• _WRITTEN EXERCISE_: Reproduce all lines of the listing below in which the word "функций" occurs.

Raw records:
▼

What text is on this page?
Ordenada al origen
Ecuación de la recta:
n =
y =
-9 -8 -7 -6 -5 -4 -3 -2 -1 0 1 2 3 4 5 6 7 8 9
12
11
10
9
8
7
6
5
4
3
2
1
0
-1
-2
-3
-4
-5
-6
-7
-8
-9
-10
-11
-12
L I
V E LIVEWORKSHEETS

▲
▼

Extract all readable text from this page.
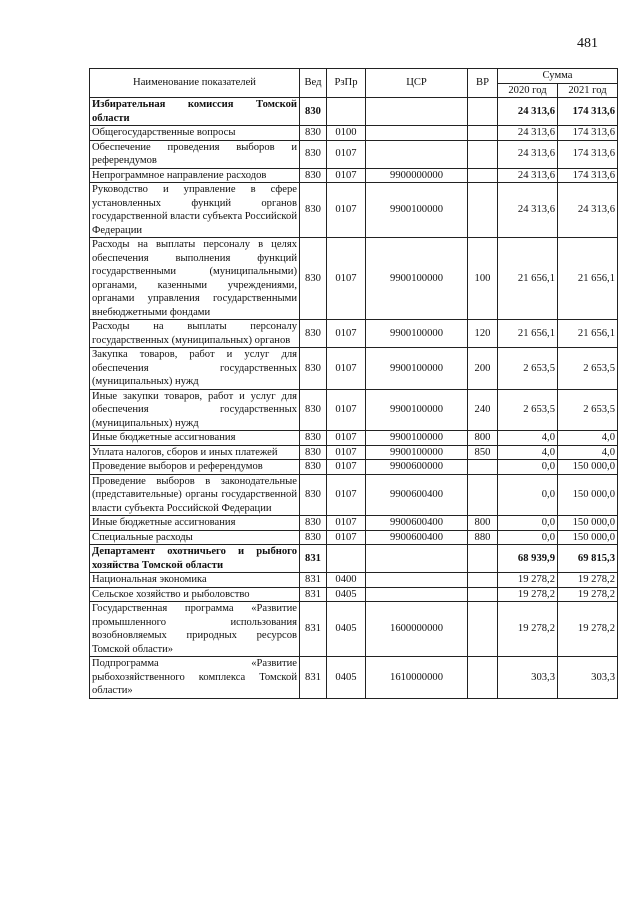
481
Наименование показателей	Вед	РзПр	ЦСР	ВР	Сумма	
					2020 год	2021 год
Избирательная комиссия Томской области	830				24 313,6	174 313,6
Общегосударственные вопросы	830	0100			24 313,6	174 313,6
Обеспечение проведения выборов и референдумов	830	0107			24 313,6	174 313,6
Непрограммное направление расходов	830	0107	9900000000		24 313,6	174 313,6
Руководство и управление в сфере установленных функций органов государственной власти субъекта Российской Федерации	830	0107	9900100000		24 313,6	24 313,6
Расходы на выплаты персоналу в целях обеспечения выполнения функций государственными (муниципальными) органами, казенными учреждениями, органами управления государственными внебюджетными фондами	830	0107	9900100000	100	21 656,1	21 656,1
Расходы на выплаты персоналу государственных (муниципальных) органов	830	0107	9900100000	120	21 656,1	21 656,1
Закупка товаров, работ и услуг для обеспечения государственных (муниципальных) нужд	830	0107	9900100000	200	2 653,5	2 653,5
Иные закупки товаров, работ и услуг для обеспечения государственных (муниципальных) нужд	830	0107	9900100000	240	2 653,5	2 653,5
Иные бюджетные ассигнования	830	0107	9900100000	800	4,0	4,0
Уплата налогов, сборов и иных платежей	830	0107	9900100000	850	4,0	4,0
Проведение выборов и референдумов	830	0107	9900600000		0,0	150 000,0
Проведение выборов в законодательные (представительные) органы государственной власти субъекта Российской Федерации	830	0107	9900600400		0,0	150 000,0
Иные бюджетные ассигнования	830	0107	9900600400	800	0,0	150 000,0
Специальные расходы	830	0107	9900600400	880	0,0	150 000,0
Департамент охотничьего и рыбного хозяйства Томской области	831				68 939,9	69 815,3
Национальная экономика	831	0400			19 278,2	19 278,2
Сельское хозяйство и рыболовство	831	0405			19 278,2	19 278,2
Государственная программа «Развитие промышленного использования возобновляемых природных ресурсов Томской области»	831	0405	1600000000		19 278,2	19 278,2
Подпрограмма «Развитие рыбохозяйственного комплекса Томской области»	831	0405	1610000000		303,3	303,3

▲
▼

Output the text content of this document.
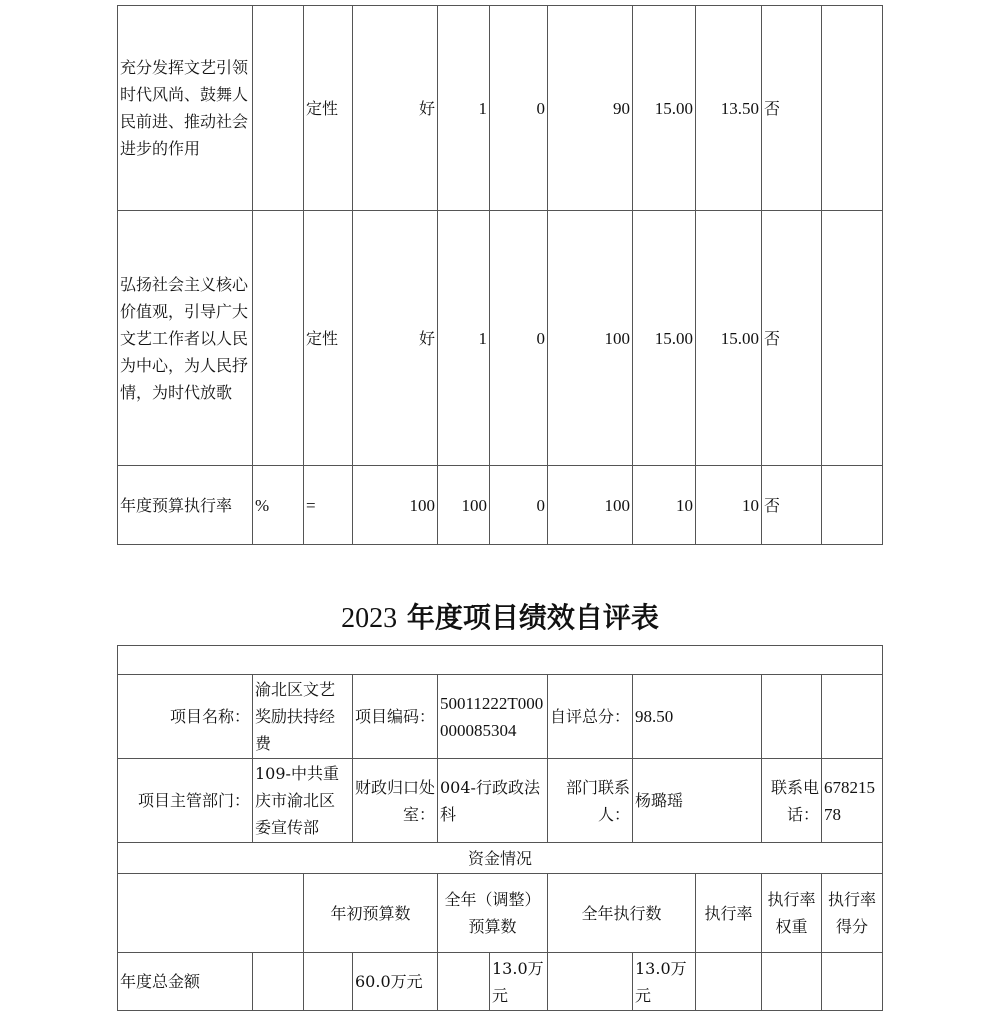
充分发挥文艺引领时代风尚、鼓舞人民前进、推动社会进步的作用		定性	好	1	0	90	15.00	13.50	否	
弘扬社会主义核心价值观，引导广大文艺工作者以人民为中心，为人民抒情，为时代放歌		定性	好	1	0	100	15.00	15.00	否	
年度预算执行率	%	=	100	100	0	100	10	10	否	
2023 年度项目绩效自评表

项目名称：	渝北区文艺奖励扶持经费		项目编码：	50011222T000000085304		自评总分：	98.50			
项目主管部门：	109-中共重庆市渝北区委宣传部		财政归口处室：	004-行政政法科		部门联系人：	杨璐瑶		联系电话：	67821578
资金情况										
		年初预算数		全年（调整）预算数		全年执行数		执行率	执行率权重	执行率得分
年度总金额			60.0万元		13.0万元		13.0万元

▲

• _EXERCISE SOLUTION_:
Руководство и управление в сфере установленных функций органов государственной власти субъекта Российской Федерации	830	0107	9900100000		24 313,6	24 313,6
Расходы на выплаты персоналу в целях обеспечения выполнения функций государственными (муниципальными) органами, казенными учреждениями, органами управления государственными внебюджетными фондами	830	0107	9900100000	100	21 656,1	21 656,1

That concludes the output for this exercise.